Objective>
Only the number is wanted: count the lines that contain "title".

++++++++

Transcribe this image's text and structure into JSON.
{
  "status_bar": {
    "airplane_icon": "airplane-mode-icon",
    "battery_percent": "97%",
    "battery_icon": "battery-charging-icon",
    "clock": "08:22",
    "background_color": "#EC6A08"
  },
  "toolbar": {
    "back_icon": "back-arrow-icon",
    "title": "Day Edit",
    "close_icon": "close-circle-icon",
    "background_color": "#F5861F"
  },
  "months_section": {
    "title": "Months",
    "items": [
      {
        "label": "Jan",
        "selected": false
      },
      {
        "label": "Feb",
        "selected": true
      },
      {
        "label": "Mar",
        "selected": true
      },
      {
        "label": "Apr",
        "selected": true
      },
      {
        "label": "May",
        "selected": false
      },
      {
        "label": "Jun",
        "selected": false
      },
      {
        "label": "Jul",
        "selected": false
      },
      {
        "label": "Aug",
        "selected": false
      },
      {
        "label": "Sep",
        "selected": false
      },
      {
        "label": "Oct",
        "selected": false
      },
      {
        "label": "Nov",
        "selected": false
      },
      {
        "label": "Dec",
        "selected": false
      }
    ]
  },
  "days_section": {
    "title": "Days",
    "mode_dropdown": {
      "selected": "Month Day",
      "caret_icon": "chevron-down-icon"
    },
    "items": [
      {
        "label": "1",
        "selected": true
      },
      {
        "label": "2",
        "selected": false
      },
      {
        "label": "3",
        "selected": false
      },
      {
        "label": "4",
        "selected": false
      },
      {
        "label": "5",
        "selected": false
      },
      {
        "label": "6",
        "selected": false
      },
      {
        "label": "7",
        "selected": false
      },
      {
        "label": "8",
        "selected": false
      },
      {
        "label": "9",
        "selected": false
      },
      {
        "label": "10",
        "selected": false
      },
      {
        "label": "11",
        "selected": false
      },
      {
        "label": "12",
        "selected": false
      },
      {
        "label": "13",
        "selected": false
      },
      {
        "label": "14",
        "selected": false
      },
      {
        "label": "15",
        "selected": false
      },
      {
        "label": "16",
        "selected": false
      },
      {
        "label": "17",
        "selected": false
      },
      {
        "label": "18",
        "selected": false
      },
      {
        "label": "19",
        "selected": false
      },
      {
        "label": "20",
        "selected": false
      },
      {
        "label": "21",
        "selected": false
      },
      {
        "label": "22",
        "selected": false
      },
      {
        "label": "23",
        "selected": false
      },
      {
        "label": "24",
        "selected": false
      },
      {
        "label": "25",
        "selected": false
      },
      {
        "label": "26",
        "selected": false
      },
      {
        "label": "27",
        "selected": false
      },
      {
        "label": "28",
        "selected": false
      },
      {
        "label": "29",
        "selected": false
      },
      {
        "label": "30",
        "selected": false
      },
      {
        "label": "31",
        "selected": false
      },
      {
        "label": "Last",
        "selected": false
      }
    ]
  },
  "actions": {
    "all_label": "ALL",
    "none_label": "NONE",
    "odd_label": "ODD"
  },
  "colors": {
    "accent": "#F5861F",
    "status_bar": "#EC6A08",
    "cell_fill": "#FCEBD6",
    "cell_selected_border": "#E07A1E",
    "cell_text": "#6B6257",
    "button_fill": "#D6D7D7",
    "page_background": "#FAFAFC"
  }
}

++++++++

Response>
3